TO DO:
Go through the entries and count the lines with the string "this" in them. Give only that number.

## begin EXERCISE MATERIALS

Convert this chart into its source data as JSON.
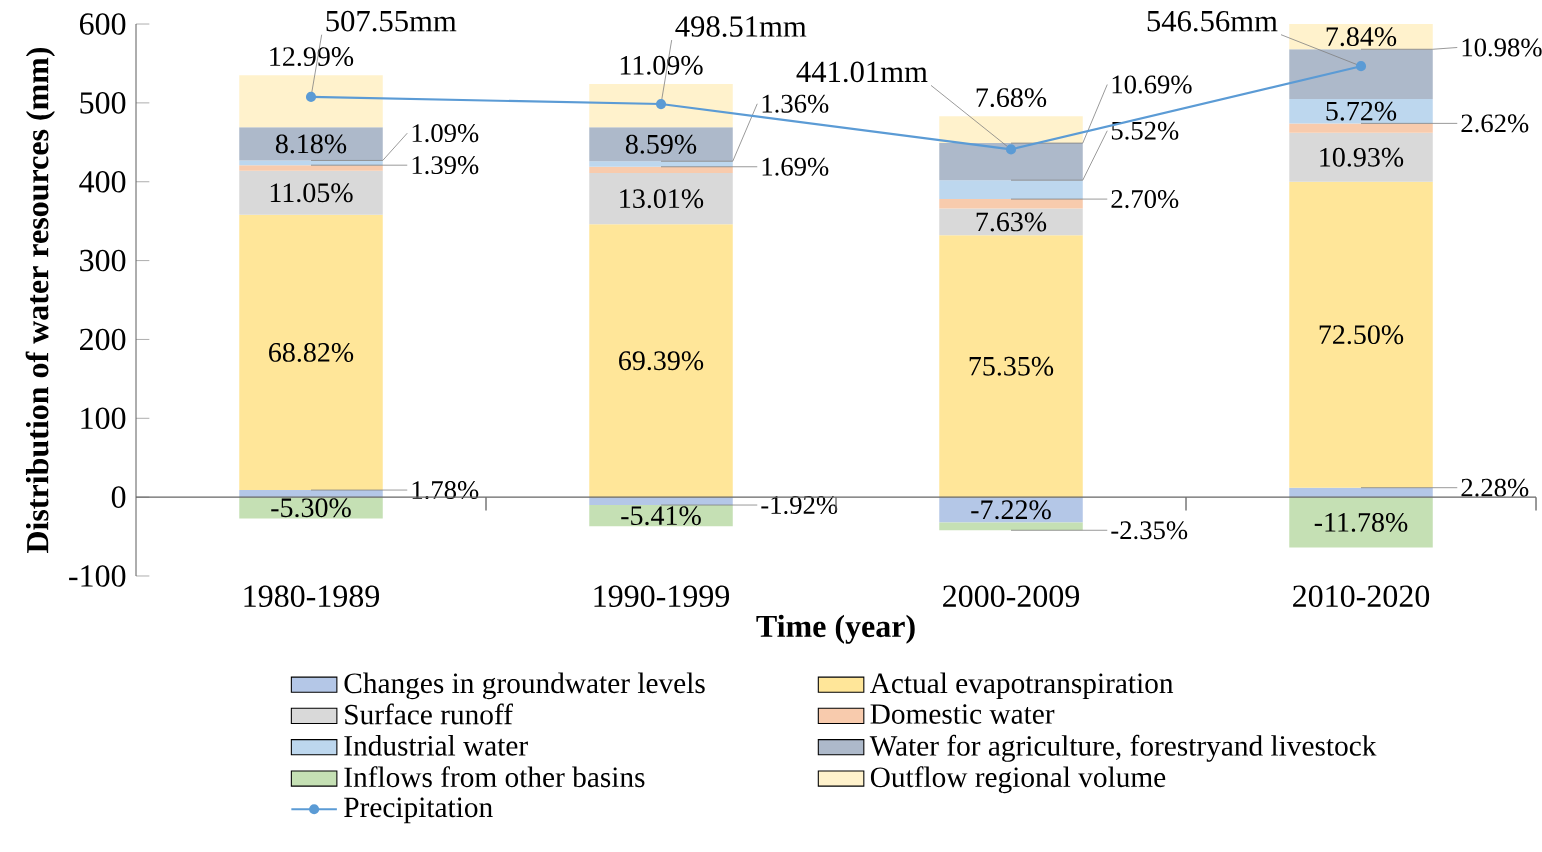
{
  "chart_data": {
    "type": "bar",
    "stacked": true,
    "xlabel": "Time (year)",
    "ylabel": "Distribution of water resources (mm)",
    "categories": [
      "1980-1989",
      "1990-1999",
      "2000-2009",
      "2010-2020"
    ],
    "ylim": [
      -100,
      600
    ],
    "yticks": [
      -100,
      0,
      100,
      200,
      300,
      400,
      500,
      600
    ],
    "legend": "bottom",
    "series": [
      {
        "name": "Changes in groundwater levels",
        "color": "#b4c7e7",
        "values": [
          9,
          -10,
          -32,
          12
        ]
      },
      {
        "name": "Actual evapotranspiration",
        "color": "#ffe699",
        "values": [
          349,
          346,
          332,
          388
        ]
      },
      {
        "name": "Surface runoff",
        "color": "#d9d9d9",
        "values": [
          56,
          65,
          34,
          62
        ]
      },
      {
        "name": "Domestic water",
        "color": "#f8cbad",
        "values": [
          7,
          8,
          12,
          12
        ]
      },
      {
        "name": "Industrial water",
        "color": "#bdd7ee",
        "values": [
          6,
          7,
          24,
          31
        ]
      },
      {
        "name": "Water for agriculture, forestryand livestock",
        "color": "#adb9ca",
        "values": [
          42,
          43,
          47,
          63
        ]
      },
      {
        "name": "Inflows from other basins",
        "color": "#c5e0b4",
        "values": [
          -27,
          -27,
          -10,
          -64
        ]
      },
      {
        "name": "Outflow regional volume",
        "color": "#fff2cc",
        "values": [
          66,
          55,
          34,
          32
        ]
      },
      {
        "name": "Precipitation",
        "type": "line",
        "color": "#5b9bd5",
        "marker": "circle",
        "values": [
          507.55,
          498.51,
          441.01,
          546.56
        ],
        "value_labels": [
          "507.55mm",
          "498.51mm",
          "441.01mm",
          "546.56mm"
        ]
      }
    ],
    "annotations": [
      {
        "text": "1.78%",
        "x": "1980-1989",
        "y": 9
      },
      "68.82%",
      "11.05%",
      {
        "text": "1.39%",
        "x": "1980-1989",
        "y": 421
      },
      {
        "text": "1.09%",
        "x": "1980-1989",
        "y": 427
      },
      "8.18%",
      "-5.30%",
      "12.99%",
      {
        "text": "-1.92%",
        "x": "1990-1999",
        "y": -10
      },
      "69.39%",
      "13.01%",
      {
        "text": "1.69%",
        "x": "1990-1999",
        "y": 419
      },
      {
        "text": "1.36%",
        "x": "1990-1999",
        "y": 426
      },
      "8.59%",
      "-5.41%",
      "11.09%",
      "-7.22%",
      "75.35%",
      "7.63%",
      {
        "text": "2.70%",
        "x": "2000-2009",
        "y": 378
      },
      {
        "text": "5.52%",
        "x": "2000-2009",
        "y": 402
      },
      {
        "text": "10.69%",
        "x": "2000-2009",
        "y": 449
      },
      {
        "text": "-2.35%",
        "x": "2000-2009",
        "y": -42
      },
      "7.68%",
      {
        "text": "2.28%",
        "x": "2010-2020",
        "y": 12
      },
      "72.50%",
      "10.93%",
      {
        "text": "2.62%",
        "x": "2010-2020",
        "y": 474
      },
      "5.72%",
      {
        "text": "10.98%",
        "x": "2010-2020",
        "y": 568
      },
      "-11.78%",
      "7.84%"
    ]
  }
}
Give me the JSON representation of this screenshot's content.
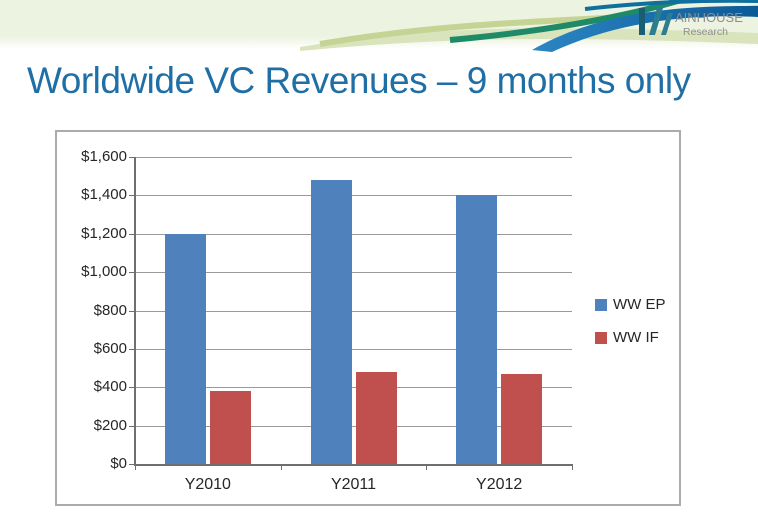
{
  "header": {
    "logo": {
      "brand_top": "AINHOUSE",
      "brand_bottom": "Research"
    },
    "band_color": "#EDF3E1",
    "swoosh_colors": {
      "blue": "#0E639C",
      "blue_light": "#2C86C4",
      "teal": "#1F8A68",
      "sage": "#C5D494",
      "sage_light": "#D9E3BC",
      "logo_teal": "#1A5E74",
      "logo_w": "#2C7D8F",
      "logo_gray": "#8E8E8E"
    }
  },
  "title": "Worldwide VC Revenues – 9 months only",
  "title_color": "#1F6FA6",
  "chart_data": {
    "type": "bar",
    "title": "",
    "xlabel": "",
    "ylabel": "",
    "categories": [
      "Y2010",
      "Y2011",
      "Y2012"
    ],
    "series": [
      {
        "name": "WW EP",
        "color": "#4F81BD",
        "values": [
          1200,
          1480,
          1400
        ]
      },
      {
        "name": "WW IF",
        "color": "#C0504D",
        "values": [
          380,
          480,
          470
        ]
      }
    ],
    "ylim": [
      0,
      1600
    ],
    "ytick_step": 200,
    "ytick_labels": [
      "$0",
      "$200",
      "$400",
      "$600",
      "$800",
      "$1,000",
      "$1,200",
      "$1,400",
      "$1,600"
    ],
    "grid": true,
    "legend_position": "right"
  }
}
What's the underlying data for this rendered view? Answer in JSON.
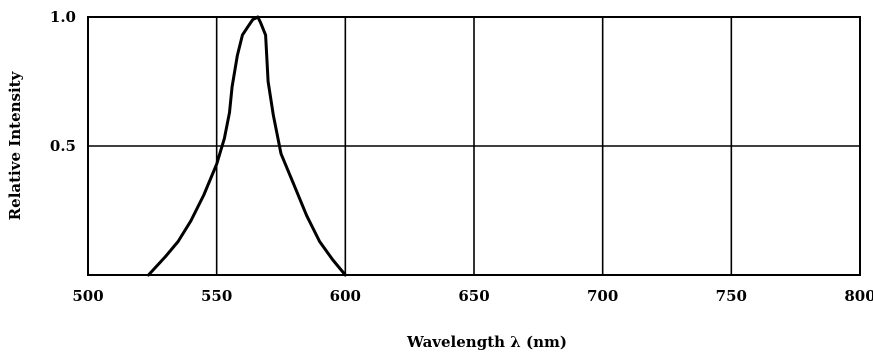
{
  "chart_data": {
    "type": "line",
    "title": "",
    "xlabel": "Wavelength λ (nm)",
    "ylabel": "Relative Intensity",
    "xlim": [
      500,
      800
    ],
    "ylim": [
      0,
      1.0
    ],
    "grid": true,
    "x_ticks": [
      {
        "value": 500,
        "label": "500"
      },
      {
        "value": 550,
        "label": "550"
      },
      {
        "value": 600,
        "label": "600"
      },
      {
        "value": 650,
        "label": "650"
      },
      {
        "value": 700,
        "label": "700"
      },
      {
        "value": 750,
        "label": "750"
      },
      {
        "value": 800,
        "label": "800"
      }
    ],
    "y_ticks": [
      {
        "value": 0.5,
        "label": "0.5"
      },
      {
        "value": 1.0,
        "label": "1.0"
      }
    ],
    "series": [
      {
        "color": "#000000",
        "x": [
          523.5,
          530,
          535,
          540,
          545,
          550,
          553,
          555,
          556,
          558,
          560,
          562,
          564,
          566,
          567,
          569,
          570,
          572,
          575,
          580,
          585,
          590,
          595,
          600
        ],
        "y": [
          0.0,
          0.07,
          0.13,
          0.21,
          0.31,
          0.43,
          0.53,
          0.63,
          0.73,
          0.85,
          0.93,
          0.96,
          0.99,
          1.0,
          0.98,
          0.93,
          0.75,
          0.62,
          0.47,
          0.35,
          0.23,
          0.13,
          0.06,
          0.0
        ]
      }
    ]
  }
}
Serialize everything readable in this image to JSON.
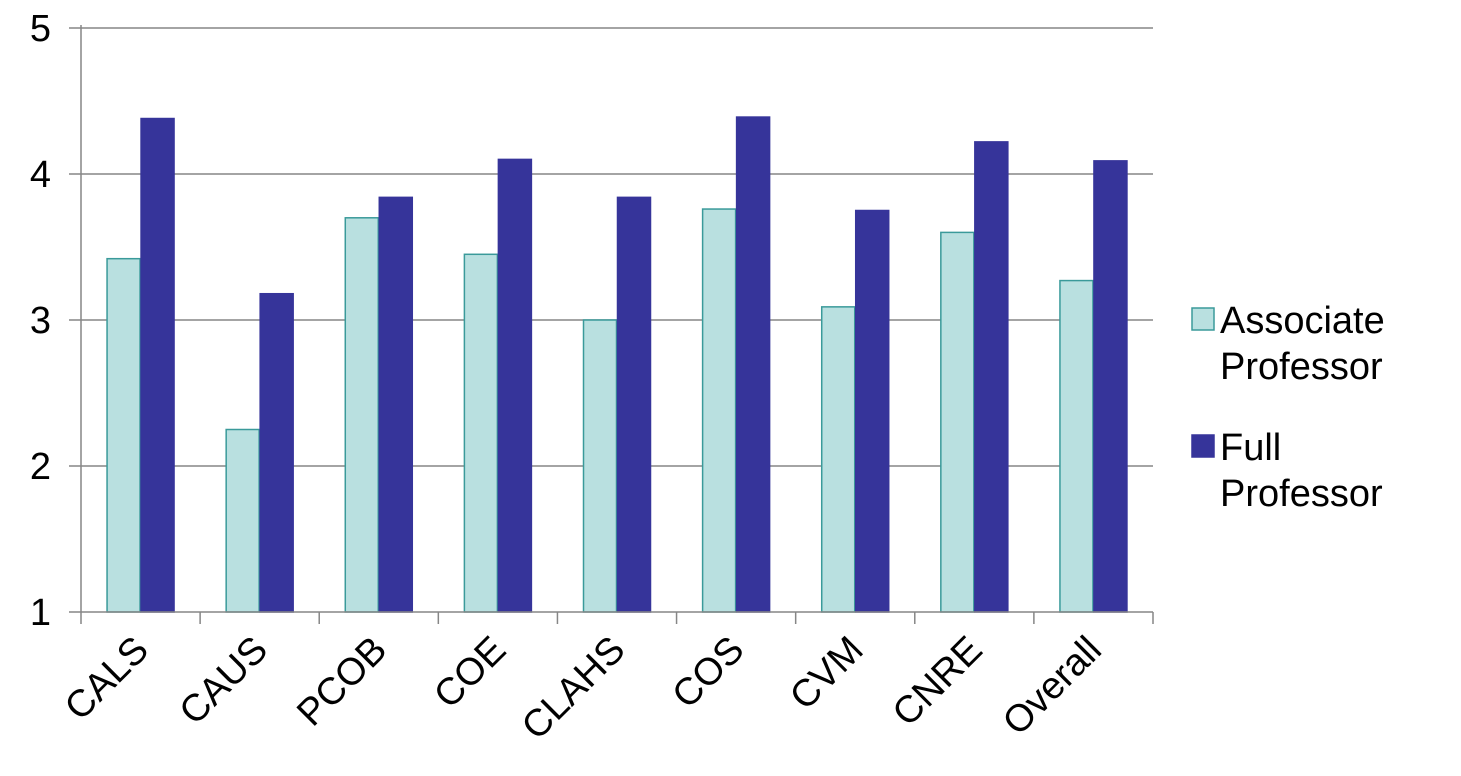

## end EXERCISE MATERIALS

CORRECT RESPONSE:
4